Your instructions:
Reproduce each record below exactly as written.

Data provided:
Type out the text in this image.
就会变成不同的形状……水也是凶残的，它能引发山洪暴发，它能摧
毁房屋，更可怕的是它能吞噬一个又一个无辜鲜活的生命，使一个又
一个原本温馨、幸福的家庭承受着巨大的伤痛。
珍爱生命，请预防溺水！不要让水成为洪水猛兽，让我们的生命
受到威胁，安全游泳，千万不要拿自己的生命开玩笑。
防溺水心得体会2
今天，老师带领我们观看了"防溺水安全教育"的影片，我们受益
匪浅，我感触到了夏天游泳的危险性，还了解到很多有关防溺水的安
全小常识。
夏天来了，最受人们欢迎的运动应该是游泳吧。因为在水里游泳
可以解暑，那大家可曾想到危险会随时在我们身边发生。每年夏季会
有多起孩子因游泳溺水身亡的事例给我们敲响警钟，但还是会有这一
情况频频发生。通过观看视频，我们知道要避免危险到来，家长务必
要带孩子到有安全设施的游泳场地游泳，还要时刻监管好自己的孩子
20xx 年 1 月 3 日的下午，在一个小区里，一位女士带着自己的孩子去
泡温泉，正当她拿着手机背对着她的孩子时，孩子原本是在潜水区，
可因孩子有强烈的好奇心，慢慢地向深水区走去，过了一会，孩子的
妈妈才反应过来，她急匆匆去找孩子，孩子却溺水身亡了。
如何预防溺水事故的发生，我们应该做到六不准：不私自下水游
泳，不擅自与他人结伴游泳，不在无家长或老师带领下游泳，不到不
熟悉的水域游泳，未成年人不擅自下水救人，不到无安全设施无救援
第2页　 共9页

Written answer:
Type out the text in this image.
就会变成不同的形状……水也是凶残的，它能引发山洪暴发，它能摧
毁房屋，更可怕的是它能吞噬一个又一个无辜鲜活的生命，使一个又
一个原本温馨、幸福的家庭承受着巨大的伤痛。
珍爱生命，请预防溺水！不要让水成为洪水猛兽，让我们的生命
受到威胁，安全游泳，千万不要拿自己的生命开玩笑。
防溺水心得体会2
今天，老师带领我们观看了"防溺水安全教育"的影片，我们受益
匪浅，我感触到了夏天游泳的危险性，还了解到很多有关防溺水的安
全小常识。
夏天来了，最受人们欢迎的运动应该是游泳吧。因为在水里游泳
可以解暑，那大家可曾想到危险会随时在我们身边发生。每年夏季会
有多起孩子因游泳溺水身亡的事例给我们敲响警钟，但还是会有这一
情况频频发生。通过观看视频，我们知道要避免危险到来，家长务必
要带孩子到有安全设施的游泳场地游泳，还要时刻监管好自己的孩子
20xx 年 1 月 3 日的下午，在一个小区里，一位女士带着自己的孩子去
泡温泉，正当她拿着手机背对着她的孩子时，孩子原本是在潜水区，
可因孩子有强烈的好奇心，慢慢地向深水区走去，过了一会，孩子的
妈妈才反应过来，她急匆匆去找孩子，孩子却溺水身亡了。
如何预防溺水事故的发生，我们应该做到六不准：不私自下水游
泳，不擅自与他人结伴游泳，不在无家长或老师带领下游泳，不到不
熟悉的水域游泳，未成年人不擅自下水救人，不到无安全设施无救援
第2页　 共9页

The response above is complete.